- **Records for processing**
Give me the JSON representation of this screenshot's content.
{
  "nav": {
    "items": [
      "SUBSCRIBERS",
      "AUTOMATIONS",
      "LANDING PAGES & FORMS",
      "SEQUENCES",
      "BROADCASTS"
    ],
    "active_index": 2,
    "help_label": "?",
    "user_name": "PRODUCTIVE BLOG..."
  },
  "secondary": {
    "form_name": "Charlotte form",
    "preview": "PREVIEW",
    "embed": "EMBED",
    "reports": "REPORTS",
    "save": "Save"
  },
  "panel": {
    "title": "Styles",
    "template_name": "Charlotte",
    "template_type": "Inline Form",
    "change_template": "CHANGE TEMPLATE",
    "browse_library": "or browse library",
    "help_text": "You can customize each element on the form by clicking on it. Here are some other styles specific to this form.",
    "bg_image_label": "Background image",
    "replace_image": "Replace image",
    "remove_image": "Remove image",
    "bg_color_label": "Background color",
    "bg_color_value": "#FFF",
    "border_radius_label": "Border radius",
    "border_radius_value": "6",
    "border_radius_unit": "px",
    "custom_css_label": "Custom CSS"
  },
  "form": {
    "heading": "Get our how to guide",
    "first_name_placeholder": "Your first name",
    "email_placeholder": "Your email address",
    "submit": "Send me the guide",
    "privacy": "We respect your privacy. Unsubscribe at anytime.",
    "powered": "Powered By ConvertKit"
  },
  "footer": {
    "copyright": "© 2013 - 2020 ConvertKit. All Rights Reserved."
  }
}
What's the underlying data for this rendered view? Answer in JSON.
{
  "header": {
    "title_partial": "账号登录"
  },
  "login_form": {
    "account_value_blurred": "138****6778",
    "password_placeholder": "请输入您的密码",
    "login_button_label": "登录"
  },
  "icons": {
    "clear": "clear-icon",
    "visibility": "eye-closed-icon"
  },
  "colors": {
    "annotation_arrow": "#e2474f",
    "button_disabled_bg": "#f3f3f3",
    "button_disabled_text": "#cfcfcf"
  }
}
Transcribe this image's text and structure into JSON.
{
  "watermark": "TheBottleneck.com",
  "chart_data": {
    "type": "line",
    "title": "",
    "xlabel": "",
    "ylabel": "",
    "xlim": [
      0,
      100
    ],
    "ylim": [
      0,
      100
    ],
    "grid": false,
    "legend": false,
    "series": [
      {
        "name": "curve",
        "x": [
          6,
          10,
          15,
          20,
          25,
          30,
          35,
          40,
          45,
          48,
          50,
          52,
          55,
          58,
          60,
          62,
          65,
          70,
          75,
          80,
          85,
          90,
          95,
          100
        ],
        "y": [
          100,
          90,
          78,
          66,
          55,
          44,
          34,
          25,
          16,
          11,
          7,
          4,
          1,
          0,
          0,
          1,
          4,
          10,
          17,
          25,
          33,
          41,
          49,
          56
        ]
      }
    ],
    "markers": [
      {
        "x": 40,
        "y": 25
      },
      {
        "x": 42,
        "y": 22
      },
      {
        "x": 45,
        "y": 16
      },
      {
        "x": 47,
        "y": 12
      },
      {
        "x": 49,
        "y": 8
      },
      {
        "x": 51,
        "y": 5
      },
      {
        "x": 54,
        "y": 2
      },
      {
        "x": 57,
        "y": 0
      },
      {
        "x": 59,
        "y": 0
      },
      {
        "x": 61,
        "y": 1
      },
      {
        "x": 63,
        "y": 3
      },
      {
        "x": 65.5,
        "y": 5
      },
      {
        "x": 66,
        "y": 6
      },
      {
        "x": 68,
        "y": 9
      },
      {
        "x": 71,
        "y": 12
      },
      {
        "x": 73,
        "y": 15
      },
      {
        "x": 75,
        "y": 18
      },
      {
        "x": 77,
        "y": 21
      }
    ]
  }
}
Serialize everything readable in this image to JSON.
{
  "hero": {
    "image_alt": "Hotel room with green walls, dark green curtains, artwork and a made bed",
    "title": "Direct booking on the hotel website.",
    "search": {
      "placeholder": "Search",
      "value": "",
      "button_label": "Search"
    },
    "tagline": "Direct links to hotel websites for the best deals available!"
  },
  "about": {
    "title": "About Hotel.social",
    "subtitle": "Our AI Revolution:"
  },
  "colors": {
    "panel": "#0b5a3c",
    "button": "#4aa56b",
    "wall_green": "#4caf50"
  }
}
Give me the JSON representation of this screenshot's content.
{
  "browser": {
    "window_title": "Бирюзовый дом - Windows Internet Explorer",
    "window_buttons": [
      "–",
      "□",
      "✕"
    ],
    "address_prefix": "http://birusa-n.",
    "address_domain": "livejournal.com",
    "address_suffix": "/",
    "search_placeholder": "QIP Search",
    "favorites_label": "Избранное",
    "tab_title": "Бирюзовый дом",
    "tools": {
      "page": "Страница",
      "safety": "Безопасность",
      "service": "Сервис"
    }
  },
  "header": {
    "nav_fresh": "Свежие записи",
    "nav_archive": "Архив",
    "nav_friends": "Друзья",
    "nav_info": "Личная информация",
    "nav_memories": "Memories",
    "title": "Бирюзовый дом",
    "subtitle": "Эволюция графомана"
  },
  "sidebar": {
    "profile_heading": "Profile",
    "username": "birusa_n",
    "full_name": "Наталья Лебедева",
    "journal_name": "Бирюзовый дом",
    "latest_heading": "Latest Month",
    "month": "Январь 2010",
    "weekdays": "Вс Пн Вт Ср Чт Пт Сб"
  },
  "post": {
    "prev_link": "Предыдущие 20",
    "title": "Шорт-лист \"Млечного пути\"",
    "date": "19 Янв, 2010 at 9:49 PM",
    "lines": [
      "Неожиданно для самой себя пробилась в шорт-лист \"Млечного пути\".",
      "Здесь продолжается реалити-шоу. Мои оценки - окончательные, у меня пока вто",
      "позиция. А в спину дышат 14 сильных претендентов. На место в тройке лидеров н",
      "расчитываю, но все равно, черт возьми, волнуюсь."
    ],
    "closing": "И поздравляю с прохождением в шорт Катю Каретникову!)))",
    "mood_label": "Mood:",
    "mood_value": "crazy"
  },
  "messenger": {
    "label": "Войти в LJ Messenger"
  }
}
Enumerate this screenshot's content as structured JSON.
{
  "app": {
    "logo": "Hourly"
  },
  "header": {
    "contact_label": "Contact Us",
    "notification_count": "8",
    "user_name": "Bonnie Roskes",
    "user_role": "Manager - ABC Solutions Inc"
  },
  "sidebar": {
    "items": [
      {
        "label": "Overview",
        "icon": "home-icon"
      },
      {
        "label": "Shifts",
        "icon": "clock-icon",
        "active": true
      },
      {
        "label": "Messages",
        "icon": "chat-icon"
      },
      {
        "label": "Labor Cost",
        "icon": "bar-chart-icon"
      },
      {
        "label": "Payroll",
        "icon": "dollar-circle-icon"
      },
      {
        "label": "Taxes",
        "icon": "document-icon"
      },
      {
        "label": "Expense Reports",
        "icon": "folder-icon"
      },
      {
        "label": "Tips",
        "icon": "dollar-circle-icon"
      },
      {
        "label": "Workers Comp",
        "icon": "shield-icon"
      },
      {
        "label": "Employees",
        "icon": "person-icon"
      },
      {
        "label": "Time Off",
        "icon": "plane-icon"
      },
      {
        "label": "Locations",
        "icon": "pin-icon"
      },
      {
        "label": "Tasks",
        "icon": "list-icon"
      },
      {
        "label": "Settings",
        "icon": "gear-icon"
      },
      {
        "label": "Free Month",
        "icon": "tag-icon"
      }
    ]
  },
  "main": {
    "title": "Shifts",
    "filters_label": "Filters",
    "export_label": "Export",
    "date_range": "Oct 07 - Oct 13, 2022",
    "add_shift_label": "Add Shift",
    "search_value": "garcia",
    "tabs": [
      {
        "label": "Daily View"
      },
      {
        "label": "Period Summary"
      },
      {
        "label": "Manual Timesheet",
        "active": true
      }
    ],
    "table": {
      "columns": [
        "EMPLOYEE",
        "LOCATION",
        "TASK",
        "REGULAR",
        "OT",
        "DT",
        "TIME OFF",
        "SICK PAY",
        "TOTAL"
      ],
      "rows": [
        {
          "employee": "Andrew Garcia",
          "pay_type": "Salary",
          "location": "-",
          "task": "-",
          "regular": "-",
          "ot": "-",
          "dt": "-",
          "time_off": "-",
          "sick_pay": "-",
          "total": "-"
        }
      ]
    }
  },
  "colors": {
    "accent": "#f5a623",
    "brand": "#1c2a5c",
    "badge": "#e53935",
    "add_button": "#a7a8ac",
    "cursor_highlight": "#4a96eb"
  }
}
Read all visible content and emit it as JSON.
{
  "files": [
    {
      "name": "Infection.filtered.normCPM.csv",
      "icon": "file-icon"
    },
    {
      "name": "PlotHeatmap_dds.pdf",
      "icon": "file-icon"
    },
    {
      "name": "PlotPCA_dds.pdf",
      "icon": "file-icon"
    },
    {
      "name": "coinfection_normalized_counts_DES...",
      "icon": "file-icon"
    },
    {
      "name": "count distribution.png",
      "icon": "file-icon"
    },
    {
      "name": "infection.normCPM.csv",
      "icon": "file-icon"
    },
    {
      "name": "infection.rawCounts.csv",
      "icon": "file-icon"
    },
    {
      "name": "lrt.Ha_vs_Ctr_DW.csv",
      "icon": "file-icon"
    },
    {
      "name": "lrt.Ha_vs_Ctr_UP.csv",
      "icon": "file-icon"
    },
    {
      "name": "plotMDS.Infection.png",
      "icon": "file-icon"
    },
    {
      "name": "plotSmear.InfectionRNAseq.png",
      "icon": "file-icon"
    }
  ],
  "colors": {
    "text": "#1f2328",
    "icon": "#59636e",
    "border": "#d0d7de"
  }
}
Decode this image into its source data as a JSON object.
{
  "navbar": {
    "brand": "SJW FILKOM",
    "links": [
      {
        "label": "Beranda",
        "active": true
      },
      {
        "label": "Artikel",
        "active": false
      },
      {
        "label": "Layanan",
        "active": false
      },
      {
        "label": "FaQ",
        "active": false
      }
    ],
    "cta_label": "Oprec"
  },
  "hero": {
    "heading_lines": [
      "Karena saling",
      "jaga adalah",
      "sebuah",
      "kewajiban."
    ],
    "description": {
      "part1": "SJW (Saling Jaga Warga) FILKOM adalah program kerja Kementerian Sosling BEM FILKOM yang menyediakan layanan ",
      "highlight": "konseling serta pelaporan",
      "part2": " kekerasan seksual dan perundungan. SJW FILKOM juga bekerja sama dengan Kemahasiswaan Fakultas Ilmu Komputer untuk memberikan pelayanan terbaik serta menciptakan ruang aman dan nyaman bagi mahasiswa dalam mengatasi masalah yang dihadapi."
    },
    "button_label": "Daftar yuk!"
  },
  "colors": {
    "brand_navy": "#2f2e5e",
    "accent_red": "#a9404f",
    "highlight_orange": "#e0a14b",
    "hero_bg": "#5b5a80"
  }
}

- **Written exercise**
Show every line from the entries above in which "yang" appears.

- **Complete response**
      "part1": "SJW (Saling Jaga Warga) FILKOM adalah program kerja Kementerian Sosling BEM FILKOM yang menyediakan layanan ",
      "part2": " kekerasan seksual dan perundungan. SJW FILKOM juga bekerja sama dengan Kemahasiswaan Fakultas Ilmu Komputer untuk memberikan pelayanan terbaik serta menciptakan ruang aman dan nyaman bagi mahasiswa dalam mengatasi masalah yang dihadapi."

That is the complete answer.